**Problems and tasks**
A - In the article on the FlyZero liquid hydrogen aircraft concept, what share of aviation's carbon emissions do single-aisle and widebody operations account for together?
B - Continue the article on the FlyZero liquid hydrogen aircraft concept from the point where it ends.

**Article**
|---|

Aerospace Technology Institute unveils concept for liquid hydrogen-powered aircraft
FlyZero project posits 279-pax midsize jetliner; will publish technology roadmaps for wings, H2 tanks and cryo fuel systems in early 2022.
FlyZero project long-range aircraft concept. Photo Credit: ATI
Developed by a team of U.K. aerospace and aviation experts under the government-backed FlyZero project, a midsize, long-range aircraft concept revealed by the Aerospace Technology Institute (ATI, Cranfield, U.K.) demonstrates the potential of green liquid hydrogen for air travel not just regionally or in short-haul flight, but for global connectivity. More importantly, the midsize concept will meet the demands of a sector of the market between single-aisle and widebody aircraft operations, which together account for 93% of aviation’s carbon emissions.

|---|

**Data records**
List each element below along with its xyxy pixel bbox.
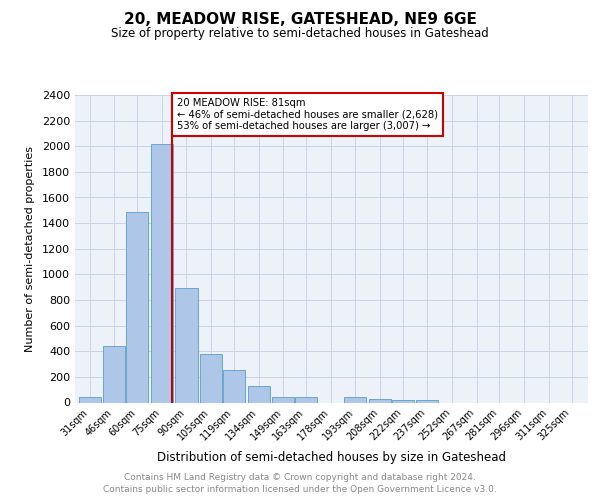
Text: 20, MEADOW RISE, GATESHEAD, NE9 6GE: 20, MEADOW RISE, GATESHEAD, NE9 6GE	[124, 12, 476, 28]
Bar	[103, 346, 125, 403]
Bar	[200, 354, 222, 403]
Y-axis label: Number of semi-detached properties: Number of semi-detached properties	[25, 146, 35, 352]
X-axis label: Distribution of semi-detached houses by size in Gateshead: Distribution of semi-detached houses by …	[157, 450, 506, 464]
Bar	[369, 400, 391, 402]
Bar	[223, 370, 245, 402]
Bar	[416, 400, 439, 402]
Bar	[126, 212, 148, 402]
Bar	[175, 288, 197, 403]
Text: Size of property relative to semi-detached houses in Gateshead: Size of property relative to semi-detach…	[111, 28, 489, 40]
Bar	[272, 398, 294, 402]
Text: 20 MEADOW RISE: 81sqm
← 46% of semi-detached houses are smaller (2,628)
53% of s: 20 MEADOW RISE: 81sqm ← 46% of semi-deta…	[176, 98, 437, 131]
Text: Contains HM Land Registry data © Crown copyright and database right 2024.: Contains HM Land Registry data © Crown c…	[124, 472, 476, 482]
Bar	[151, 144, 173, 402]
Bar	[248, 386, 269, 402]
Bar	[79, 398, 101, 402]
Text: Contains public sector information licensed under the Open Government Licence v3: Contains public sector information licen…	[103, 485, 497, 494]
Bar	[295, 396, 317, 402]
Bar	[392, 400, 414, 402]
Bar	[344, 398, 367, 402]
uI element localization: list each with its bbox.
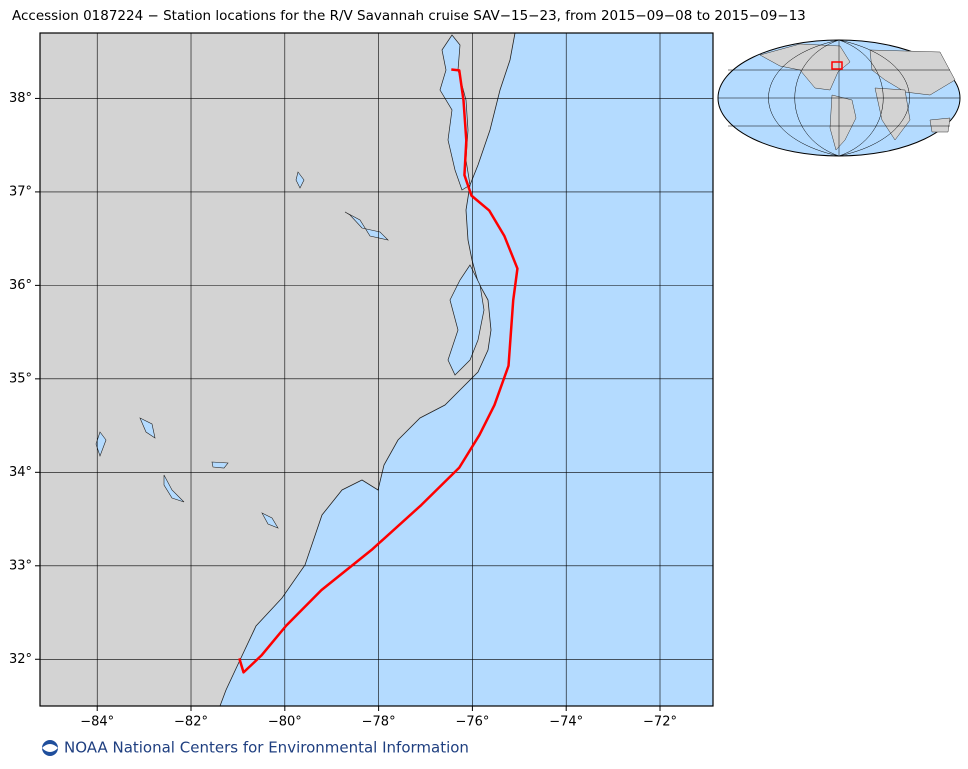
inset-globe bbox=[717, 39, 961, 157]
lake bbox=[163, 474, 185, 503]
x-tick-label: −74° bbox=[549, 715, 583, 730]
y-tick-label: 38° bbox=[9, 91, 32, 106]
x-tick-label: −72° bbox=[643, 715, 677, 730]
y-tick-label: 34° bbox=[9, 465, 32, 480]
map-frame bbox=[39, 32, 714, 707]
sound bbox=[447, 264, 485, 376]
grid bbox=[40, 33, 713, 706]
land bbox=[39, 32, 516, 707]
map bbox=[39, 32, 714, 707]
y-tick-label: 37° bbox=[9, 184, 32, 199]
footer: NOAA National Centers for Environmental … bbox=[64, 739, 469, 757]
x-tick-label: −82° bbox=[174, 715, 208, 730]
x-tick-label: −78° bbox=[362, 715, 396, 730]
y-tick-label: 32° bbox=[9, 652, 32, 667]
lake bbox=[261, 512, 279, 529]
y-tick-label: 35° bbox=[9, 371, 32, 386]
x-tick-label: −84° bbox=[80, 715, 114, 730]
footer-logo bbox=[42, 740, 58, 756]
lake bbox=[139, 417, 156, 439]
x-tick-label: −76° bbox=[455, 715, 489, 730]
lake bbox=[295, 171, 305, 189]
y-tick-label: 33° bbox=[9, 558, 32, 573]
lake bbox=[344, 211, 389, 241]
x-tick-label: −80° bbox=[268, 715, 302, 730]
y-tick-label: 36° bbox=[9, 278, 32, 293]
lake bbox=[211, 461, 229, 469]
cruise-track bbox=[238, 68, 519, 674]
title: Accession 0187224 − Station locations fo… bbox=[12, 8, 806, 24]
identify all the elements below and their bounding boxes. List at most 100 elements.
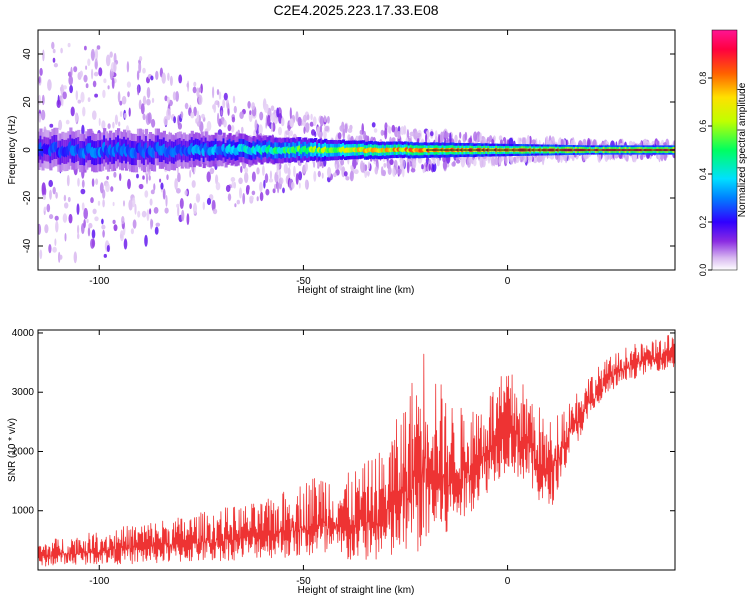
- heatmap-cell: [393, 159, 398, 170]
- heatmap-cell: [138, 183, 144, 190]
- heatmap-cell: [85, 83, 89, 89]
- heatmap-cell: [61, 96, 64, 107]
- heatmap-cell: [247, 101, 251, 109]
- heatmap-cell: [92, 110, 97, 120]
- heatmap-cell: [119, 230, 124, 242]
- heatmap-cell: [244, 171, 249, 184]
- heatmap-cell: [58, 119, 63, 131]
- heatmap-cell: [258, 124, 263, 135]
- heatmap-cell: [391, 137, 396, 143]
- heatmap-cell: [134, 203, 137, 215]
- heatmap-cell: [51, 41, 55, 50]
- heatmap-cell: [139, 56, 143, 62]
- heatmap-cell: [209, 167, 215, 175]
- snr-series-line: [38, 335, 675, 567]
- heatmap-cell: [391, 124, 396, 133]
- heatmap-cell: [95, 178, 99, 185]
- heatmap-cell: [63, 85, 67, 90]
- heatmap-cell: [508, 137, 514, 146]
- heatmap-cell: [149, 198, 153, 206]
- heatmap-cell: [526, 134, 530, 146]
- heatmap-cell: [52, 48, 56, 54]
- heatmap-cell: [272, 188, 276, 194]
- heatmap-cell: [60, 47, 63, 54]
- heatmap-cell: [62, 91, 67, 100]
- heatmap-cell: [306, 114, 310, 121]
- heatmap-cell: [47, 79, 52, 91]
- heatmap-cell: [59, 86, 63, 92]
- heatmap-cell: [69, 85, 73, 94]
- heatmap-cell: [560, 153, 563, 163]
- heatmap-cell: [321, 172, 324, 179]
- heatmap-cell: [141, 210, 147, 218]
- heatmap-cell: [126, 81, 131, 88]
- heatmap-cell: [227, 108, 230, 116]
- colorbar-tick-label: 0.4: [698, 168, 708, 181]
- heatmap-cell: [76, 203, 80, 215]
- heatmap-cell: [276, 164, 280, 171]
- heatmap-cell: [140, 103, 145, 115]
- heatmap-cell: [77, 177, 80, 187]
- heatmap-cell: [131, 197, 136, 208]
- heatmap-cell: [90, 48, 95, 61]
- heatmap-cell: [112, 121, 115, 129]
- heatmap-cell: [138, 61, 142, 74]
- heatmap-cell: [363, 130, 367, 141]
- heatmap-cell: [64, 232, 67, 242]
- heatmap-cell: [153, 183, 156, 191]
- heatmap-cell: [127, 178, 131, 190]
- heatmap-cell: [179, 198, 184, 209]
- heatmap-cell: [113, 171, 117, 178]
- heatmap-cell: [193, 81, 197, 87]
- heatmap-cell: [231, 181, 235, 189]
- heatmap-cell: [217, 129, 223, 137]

|---|

**Expected answers**
A - 93%

B -
ATI FlyZero’s midsize aircraft concept demonstrates a zero-carbon emission aircraft capable of carrying up to 279 passengers globally with only one stop, and at the same speed as today’s aircraft. With a range of 5,250 nautical miles (NM) destinations including San Francisco (4,664 NM), Delhi (3,642 NM), Beijing (4,414 NM), Vancouver (4,105 NM), Mexico City (4,815 NM) and Rio De Janeiro (4,983 NM) are within reach from London. Destinations including Auckland (9,911 NM), Sydney (9,188 NM) and Honolulu (6,289 NM) are in reach with just one stop.
Powered by liquid hydrogen, the fuel is stored in cryogenic fuel tanks at around -250ºC in the aft fuselage and two smaller “cheek” tanks along the forward fuselage. These cheek tanks also serve to keep the aircraft balanced as the fuel burns off and eliminate the need for any additional aerodynamic structures. The aircraft’s 54-meter wingspan carries two turbofan engines powered by hydrogen combustion.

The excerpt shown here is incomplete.